- _Written instruction_: Gather all lines in the entries below that include the word "故晶胞中含有的阴离子".

- _Record set_:
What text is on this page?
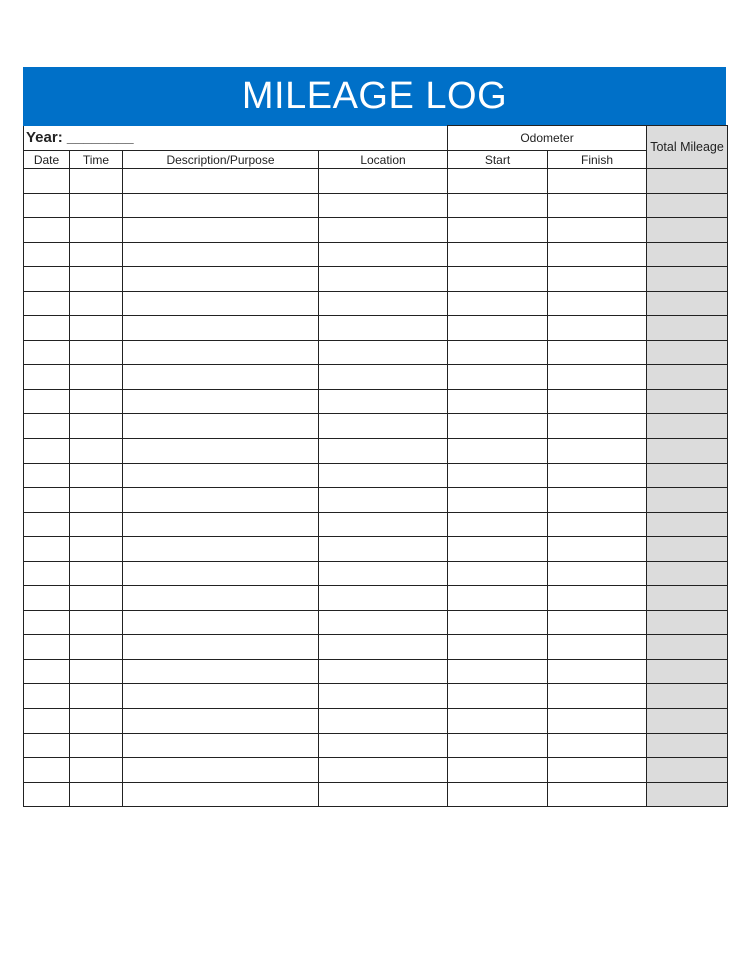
MILEAGE LOG
Year: ________				Odometer		Total Mileage
Date	Time	Description/Purpose	Location	Start	Finish	
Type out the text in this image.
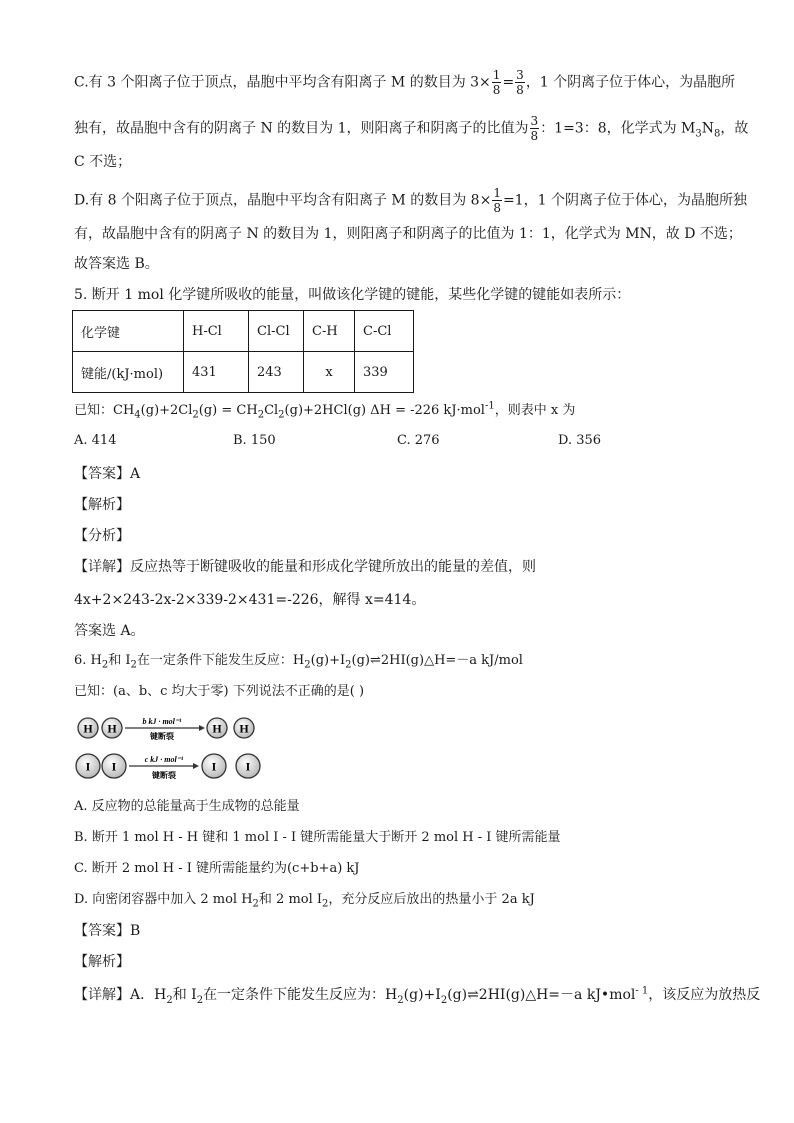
C.有 3 个阳离子位于顶点，晶胞中平均含有阳离子 M 的数目为 $3\times \frac{1}{8} = \frac{3}{8}$ ，1 个阴离子位于体心，为晶胞所
独有，故晶胞中含有的阴离子 N 的数目为 1，则阳离子和阴离子的比值为 $\frac{3}{8}$ ：1=3：8，化学式为 $M_3N_8$，故
C 不选；
D.有 8 个阳离子位于顶点，晶胞中平均含有阳离子 M 的数目为 $8\times \frac{1}{8} =1$，1 个阴离子位于体心，为晶胞所独
有，故晶胞中含有的阴离子 N 的数目为 1，则阳离子和阴离子的比值为 1：1，化学式为 MN，故 D 不选；
故答案选 B。
5. 断开 1 mol 化学键所吸收的能量，叫做该化学键的键能，某些化学键的键能如表所示：
化学键	H-Cl	Cl-Cl	C-H	C-Cl
键能/(kJ·mol)	431	243	x	339
已知：$CH_4(g)+2Cl_2(g) = CH_2Cl_2(g)+2HCl(g) \Delta H = -226$ kJ·mol$^{-1}$，则表中 x 为
A. 414	B. 150	C. 276	D. 356
【答案】A
【解析】
【分析】
【详解】反应热等于断键吸收的能量和形成化学键所放出的能量的差值，则
4x+2×243-2x-2×339-2×431=-226，解得 x=414。
答案选 A。
6. $H_2$和 $I_2$在一定条件下能发生反应：$H_2(g)+I_2(g)\rightleftharpoons 2HI(g)\triangle H=-a$ kJ/mol
已知：(a、b、c 均大于零) 下列说法不正确的是( )
H H	b kJ · mol⁻¹
键断裂
H H
I I	c kJ · mol⁻¹
键断裂
I I
A. 反应物的总能量高于生成物的总能量
B. 断开 1 mol H - H 键和 1 mol I - I 键所需能量大于断开 2 mol H - I 键所需能量
C. 断开 2 mol H - I 键所需能量约为(c+b+a) kJ
D. 向密闭容器中加入 2 mol $H_2$和 2 mol $I_2$，充分反应后放出的热量小于 2a kJ
【答案】B
【解析】
【详解】A．$H_2$和 $I_2$在一定条件下能发生反应为：$H_2(g)+I_2(g)\rightleftharpoons 2HI(g)\triangle H=-a$ kJ•mol$^{- 1}$，该反应为放热反
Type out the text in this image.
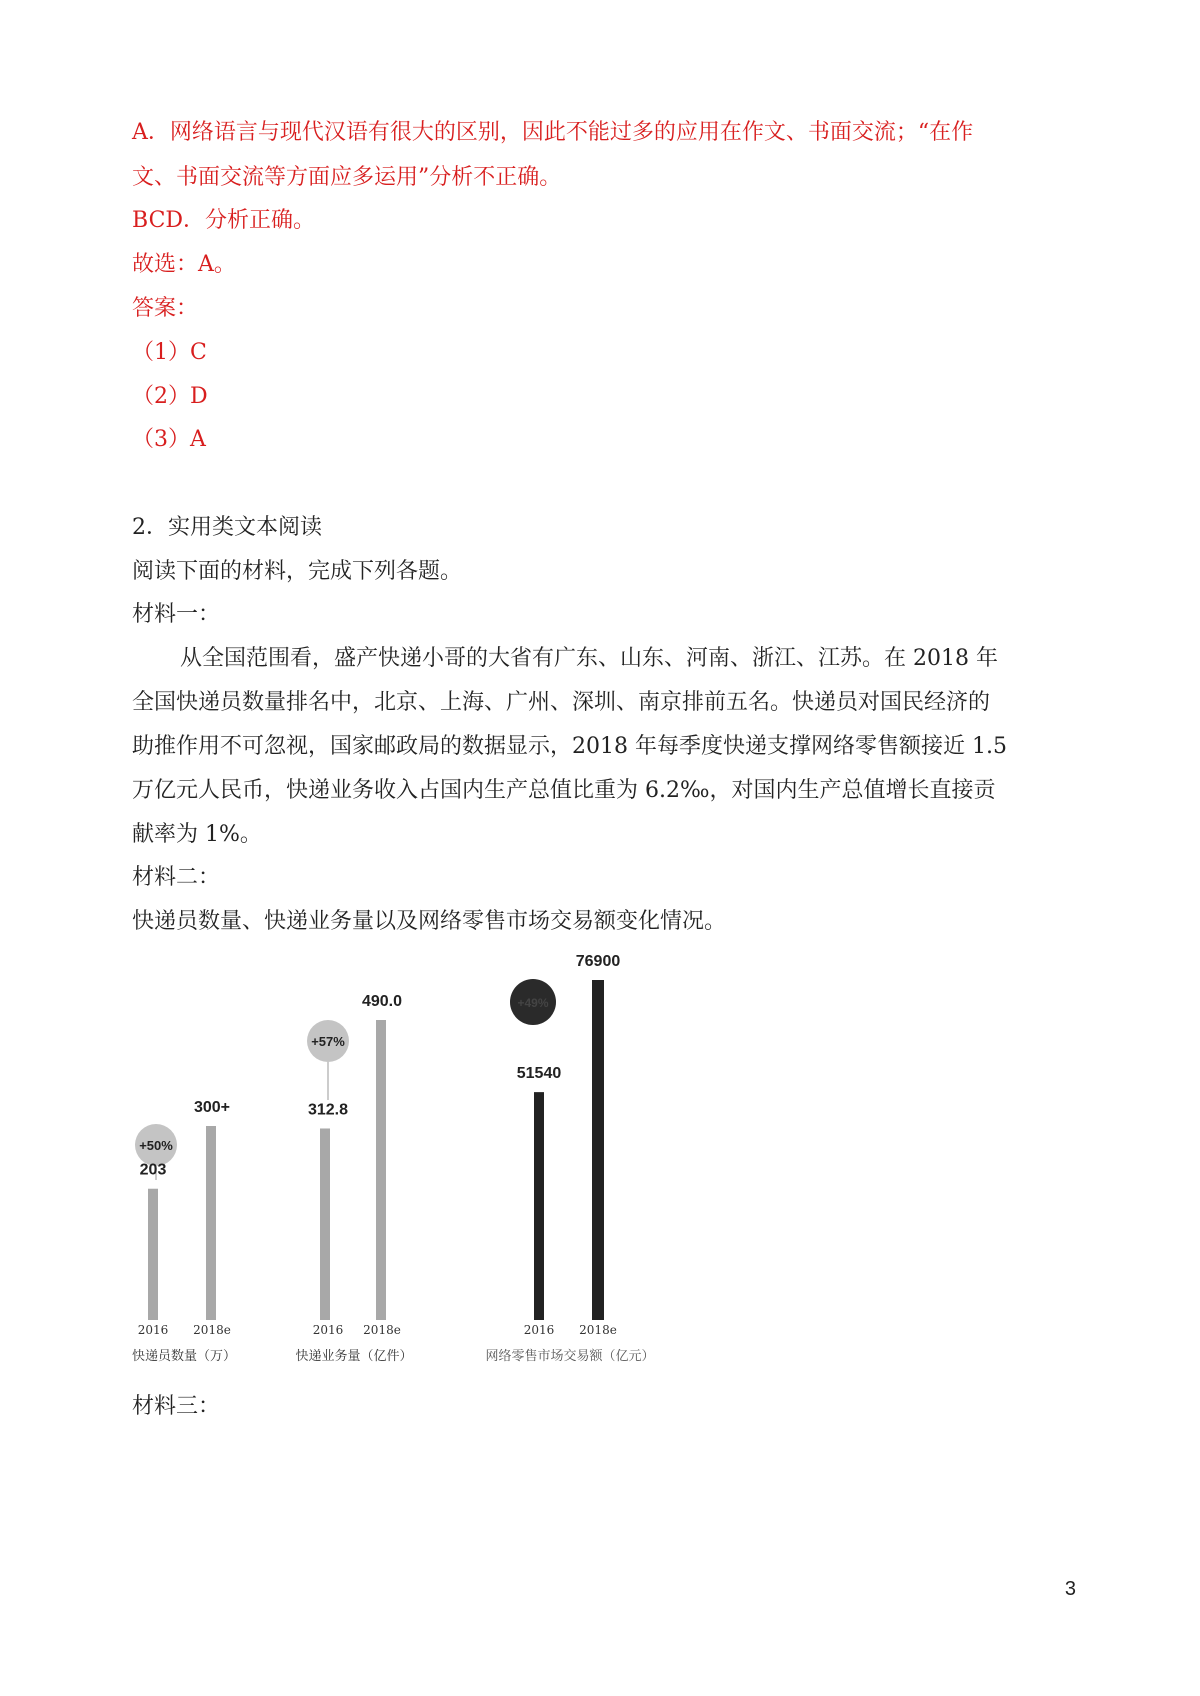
A．网络语言与现代汉语有很大的区别，因此不能过多的应用在作文、书面交流；“在作
文、书面交流等方面应多运用”分析不正确。
BCD．分析正确。
故选：A。
答案：
（1）C
（2）D
（3）A
2．实用类文本阅读
阅读下面的材料，完成下列各题。
材料一：
从全国范围看，盛产快递小哥的大省有广东、山东、河南、浙江、江苏。在 2018 年
全国快递员数量排名中，北京、上海、广州、深圳、南京排前五名。快递员对国民经济的
助推作用不可忽视，国家邮政局的数据显示，2018 年每季度快递支撑网络零售额接近 1.5
万亿元人民币，快递业务收入占国内生产总值比重为 6.2‰，对国内生产总值增长直接贡
献率为 1%。
材料二：
快递员数量、快递业务量以及网络零售市场交易额变化情况。
+50%
203
300+
2016 2018e
快递员数量（万）
+57%
312.8
490.0
2016 2018e
快递业务量（亿件）
+49%
51540
76900
2016 2018e
网络零售市场交易额（亿元）
材料三：
3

- _Written answer_:
独有，故晶胞中含有的阴离子 N 的数目为 1，则阳离子和阴离子的比值为 $\frac{3}{8}$ ：1=3：8，化学式为 $M_3N_8$，故
有，故晶胞中含有的阴离子 N 的数目为 1，则阳离子和阴离子的比值为 1：1，化学式为 MN，故 D 不选；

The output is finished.